Stated goal:
Identify each line below that contains the word "orientation", and copy it out.

Data provided:
┄┄┄┄┄┄┄┄┄┄┄┄┄┄┄┄┄┄┄┄
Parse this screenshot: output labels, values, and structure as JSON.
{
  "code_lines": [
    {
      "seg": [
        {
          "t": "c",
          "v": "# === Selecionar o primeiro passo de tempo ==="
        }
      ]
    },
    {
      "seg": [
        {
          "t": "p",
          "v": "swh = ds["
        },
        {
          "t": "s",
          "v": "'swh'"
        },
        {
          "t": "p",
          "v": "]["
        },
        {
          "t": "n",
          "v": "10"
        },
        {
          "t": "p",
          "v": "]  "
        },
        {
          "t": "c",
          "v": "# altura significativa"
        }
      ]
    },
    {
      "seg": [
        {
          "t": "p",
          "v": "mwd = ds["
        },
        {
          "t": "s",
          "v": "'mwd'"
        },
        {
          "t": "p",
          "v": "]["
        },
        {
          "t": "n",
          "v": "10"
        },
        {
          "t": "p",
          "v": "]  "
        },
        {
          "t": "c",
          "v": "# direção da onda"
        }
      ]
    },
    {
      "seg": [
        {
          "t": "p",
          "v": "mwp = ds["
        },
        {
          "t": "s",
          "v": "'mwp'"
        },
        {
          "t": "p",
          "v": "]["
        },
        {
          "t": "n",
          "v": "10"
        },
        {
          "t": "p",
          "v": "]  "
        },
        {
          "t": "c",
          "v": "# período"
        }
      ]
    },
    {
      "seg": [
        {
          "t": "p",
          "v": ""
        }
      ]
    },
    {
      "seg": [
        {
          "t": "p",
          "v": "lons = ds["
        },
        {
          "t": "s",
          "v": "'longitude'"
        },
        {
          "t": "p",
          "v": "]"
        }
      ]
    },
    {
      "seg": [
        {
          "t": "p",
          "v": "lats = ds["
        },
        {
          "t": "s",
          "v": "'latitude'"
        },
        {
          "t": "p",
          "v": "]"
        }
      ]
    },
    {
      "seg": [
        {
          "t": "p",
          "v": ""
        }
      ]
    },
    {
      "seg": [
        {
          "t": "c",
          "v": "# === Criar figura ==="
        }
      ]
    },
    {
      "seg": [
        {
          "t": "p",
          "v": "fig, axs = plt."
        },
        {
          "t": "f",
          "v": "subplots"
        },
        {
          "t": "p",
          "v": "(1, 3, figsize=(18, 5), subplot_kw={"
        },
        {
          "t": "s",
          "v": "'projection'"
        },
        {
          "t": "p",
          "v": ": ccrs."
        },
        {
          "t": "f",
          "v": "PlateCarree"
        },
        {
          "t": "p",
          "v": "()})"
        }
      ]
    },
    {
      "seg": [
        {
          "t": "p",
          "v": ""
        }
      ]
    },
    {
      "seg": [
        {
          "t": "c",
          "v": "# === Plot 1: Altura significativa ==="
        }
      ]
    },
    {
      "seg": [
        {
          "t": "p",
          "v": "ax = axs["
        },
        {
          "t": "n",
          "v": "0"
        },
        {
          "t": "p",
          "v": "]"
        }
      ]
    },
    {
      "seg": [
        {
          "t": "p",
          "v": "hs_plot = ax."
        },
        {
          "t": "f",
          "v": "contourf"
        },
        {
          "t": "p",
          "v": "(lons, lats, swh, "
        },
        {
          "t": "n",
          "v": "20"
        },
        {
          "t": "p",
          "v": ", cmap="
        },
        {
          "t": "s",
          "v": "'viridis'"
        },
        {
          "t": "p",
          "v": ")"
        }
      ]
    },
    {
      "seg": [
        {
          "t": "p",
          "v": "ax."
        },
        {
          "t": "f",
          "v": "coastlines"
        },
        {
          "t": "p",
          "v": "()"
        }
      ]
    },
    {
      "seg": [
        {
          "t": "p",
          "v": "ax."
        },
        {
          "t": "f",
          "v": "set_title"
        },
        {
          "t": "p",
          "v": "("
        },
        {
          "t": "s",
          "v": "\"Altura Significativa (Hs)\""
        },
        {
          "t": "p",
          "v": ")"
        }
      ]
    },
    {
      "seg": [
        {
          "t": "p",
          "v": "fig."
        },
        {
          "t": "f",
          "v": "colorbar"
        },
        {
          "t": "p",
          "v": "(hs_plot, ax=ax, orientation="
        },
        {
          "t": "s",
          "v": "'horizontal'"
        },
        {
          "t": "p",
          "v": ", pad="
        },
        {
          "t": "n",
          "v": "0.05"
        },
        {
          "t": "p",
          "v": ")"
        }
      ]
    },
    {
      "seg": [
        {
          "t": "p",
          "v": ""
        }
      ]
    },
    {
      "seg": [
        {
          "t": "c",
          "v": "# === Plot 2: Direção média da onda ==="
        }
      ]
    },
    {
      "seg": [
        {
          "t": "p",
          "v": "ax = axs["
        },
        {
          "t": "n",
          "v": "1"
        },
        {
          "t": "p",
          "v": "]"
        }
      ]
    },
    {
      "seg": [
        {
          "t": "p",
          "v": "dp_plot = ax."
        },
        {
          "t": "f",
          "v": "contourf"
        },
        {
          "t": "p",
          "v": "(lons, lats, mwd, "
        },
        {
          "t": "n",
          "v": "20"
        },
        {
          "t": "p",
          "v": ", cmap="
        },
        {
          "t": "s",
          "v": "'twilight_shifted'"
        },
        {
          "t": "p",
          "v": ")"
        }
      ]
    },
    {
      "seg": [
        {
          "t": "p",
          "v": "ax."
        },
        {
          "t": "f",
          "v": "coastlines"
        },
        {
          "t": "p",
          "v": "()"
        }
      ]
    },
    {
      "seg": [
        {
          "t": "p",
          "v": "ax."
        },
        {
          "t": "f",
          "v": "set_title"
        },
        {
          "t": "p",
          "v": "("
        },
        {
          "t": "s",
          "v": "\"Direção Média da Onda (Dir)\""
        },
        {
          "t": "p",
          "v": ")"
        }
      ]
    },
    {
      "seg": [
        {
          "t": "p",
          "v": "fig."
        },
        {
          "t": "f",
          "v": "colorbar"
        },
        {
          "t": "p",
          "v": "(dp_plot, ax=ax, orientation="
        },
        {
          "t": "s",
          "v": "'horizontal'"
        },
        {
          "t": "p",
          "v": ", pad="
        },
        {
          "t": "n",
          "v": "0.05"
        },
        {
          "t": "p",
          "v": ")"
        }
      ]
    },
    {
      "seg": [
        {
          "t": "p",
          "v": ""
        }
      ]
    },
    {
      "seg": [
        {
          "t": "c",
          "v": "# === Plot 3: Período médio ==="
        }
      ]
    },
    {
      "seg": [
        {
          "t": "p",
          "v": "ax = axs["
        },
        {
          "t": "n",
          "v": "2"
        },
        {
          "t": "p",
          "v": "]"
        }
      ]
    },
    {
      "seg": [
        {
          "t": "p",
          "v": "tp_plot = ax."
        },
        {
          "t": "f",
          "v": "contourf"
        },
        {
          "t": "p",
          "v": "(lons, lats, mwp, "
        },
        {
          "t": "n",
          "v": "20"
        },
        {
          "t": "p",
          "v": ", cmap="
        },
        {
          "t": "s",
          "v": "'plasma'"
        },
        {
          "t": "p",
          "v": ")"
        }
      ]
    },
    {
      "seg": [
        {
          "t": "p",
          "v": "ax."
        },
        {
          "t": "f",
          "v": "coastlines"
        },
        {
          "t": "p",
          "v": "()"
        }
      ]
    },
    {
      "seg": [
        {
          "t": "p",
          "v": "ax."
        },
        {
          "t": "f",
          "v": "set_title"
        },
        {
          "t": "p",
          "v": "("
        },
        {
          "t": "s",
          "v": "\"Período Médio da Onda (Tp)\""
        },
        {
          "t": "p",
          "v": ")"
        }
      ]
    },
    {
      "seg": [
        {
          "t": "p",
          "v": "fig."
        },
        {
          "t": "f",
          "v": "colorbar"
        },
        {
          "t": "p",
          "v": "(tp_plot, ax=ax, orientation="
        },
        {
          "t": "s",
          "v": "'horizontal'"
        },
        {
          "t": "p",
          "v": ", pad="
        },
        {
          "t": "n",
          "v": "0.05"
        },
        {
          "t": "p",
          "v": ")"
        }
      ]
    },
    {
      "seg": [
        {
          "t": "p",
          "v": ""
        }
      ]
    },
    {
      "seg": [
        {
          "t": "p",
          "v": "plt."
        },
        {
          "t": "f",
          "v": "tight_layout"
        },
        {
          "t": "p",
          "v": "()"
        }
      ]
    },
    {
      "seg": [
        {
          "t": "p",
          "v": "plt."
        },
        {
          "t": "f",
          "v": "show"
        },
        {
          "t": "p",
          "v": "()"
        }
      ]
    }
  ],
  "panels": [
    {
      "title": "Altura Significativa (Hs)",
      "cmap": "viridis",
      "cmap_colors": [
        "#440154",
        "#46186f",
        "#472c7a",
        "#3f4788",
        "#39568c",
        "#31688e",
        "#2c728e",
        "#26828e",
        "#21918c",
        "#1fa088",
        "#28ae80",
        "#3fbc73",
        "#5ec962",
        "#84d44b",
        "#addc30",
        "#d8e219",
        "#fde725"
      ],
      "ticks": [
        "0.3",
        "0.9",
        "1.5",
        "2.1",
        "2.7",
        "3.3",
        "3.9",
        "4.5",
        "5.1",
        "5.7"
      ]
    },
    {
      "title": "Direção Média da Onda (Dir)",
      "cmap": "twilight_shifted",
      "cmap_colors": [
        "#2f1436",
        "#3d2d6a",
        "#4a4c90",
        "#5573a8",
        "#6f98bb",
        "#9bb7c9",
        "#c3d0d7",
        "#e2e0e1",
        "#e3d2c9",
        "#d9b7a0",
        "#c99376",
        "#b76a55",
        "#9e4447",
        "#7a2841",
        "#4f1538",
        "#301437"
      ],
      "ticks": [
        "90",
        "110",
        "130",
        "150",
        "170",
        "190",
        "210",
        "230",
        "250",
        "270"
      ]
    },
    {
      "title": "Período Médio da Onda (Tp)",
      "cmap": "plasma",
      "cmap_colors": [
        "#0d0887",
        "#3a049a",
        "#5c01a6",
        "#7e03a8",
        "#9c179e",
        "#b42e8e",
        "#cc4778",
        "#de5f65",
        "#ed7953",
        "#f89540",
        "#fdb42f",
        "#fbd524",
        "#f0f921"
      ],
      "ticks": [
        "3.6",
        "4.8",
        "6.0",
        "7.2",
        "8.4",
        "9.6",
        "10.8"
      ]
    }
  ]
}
┄┄┄┄┄┄┄┄┄┄┄┄┄┄┄┄┄┄┄┄
Full solution:
          "v": "(hs_plot, ax=ax, orientation="
          "v": "(dp_plot, ax=ax, orientation="
          "v": "(tp_plot, ax=ax, orientation="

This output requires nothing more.